____ GIVEN RECORDS
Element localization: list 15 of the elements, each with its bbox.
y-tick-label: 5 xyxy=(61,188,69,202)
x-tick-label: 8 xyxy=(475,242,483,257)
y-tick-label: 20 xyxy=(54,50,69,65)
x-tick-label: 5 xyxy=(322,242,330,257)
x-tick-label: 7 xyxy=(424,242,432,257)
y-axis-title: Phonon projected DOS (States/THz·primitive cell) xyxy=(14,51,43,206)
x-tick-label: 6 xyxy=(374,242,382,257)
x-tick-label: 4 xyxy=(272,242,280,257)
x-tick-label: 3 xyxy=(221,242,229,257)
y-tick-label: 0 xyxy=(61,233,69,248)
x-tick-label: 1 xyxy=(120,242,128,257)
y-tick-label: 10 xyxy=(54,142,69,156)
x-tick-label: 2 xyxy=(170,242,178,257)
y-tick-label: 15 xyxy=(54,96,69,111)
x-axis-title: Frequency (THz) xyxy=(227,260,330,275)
________
____ GIVEN RECORDS
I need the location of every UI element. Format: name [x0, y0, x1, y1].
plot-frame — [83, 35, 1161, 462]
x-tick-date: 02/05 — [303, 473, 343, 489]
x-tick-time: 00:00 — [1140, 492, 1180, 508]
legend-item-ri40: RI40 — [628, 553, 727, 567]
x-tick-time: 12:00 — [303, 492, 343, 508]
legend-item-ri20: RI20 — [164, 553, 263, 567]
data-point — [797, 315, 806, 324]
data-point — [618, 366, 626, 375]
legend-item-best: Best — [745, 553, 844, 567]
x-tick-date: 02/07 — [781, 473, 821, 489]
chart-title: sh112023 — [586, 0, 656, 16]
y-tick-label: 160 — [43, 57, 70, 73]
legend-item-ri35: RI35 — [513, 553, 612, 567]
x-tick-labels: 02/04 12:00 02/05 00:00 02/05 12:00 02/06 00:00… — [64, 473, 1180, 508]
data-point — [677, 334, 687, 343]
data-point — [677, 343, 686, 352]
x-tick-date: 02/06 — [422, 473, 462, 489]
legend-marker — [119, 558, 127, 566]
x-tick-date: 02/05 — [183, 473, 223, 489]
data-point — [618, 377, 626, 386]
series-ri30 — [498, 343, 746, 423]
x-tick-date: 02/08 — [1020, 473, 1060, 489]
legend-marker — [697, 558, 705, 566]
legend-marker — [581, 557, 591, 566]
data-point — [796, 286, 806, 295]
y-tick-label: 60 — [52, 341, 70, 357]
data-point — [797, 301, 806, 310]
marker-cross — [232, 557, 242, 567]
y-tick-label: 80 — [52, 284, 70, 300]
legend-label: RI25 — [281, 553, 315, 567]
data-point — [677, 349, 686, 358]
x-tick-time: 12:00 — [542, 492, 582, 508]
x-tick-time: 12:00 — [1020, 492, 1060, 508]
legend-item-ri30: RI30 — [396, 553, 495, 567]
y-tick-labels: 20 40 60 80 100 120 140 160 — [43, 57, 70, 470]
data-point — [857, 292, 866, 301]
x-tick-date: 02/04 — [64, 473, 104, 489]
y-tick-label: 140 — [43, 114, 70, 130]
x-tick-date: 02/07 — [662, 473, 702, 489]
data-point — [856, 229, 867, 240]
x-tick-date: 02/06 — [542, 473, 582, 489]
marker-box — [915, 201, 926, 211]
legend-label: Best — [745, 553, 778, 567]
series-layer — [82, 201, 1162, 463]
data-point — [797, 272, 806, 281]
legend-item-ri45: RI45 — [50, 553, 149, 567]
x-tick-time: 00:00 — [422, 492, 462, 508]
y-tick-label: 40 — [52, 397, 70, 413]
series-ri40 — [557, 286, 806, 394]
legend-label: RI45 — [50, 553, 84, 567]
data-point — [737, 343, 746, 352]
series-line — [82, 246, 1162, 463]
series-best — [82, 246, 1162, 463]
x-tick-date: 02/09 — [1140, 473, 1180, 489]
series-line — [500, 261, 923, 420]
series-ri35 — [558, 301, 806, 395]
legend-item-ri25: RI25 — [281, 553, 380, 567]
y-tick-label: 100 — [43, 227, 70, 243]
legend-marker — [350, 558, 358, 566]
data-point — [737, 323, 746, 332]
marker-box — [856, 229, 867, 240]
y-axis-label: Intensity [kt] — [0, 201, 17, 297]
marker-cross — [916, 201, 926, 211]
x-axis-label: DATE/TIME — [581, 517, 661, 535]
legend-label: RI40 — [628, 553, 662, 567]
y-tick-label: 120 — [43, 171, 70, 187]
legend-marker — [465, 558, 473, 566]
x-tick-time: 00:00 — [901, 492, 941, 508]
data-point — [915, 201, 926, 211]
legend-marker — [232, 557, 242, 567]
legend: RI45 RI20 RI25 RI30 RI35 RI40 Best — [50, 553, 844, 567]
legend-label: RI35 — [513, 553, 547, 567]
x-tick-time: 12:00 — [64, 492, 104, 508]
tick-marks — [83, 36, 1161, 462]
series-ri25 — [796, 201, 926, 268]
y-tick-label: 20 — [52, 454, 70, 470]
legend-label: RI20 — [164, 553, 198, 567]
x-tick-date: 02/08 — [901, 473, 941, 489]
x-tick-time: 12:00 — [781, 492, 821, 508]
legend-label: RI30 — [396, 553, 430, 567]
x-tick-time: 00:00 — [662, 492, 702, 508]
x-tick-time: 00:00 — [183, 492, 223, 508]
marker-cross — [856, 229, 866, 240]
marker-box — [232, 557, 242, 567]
________
**AIM OF THE EXERCISE:** Convert the portion of the material that opens with the line containing "I need the location" and closes with the line containing "legend-marker — [119, 558, 127, 566]", both included, into a numbered list. Omit blank lines.

**EXERCISE OUTPUT:**
1. I need the location of every UI element. Format: name [x0, y0, x1, y1].
2. plot-frame — [83, 35, 1161, 462]
3. x-tick-date: 02/05 — [303, 473, 343, 489]
4. x-tick-time: 00:00 — [1140, 492, 1180, 508]
5. legend-item-ri40: RI40 — [628, 553, 727, 567]
6. x-tick-time: 12:00 — [303, 492, 343, 508]
7. legend-item-ri20: RI20 — [164, 553, 263, 567]
8. data-point — [797, 315, 806, 324]
9. data-point — [618, 366, 626, 375]
10. legend-item-best: Best — [745, 553, 844, 567]
11. x-tick-date: 02/07 — [781, 473, 821, 489]
12. chart-title: sh112023 — [586, 0, 656, 16]
13. y-tick-label: 160 — [43, 57, 70, 73]
14. legend-item-ri35: RI35 — [513, 553, 612, 567]
15. x-tick-labels: 02/04 12:00 02/05 00:00 02/05 12:00 02/06 00:00… — [64, 473, 1180, 508]
16. data-point — [677, 334, 687, 343]
17. data-point — [677, 343, 686, 352]
18. x-tick-date: 02/06 — [422, 473, 462, 489]
19. legend-marker — [119, 558, 127, 566]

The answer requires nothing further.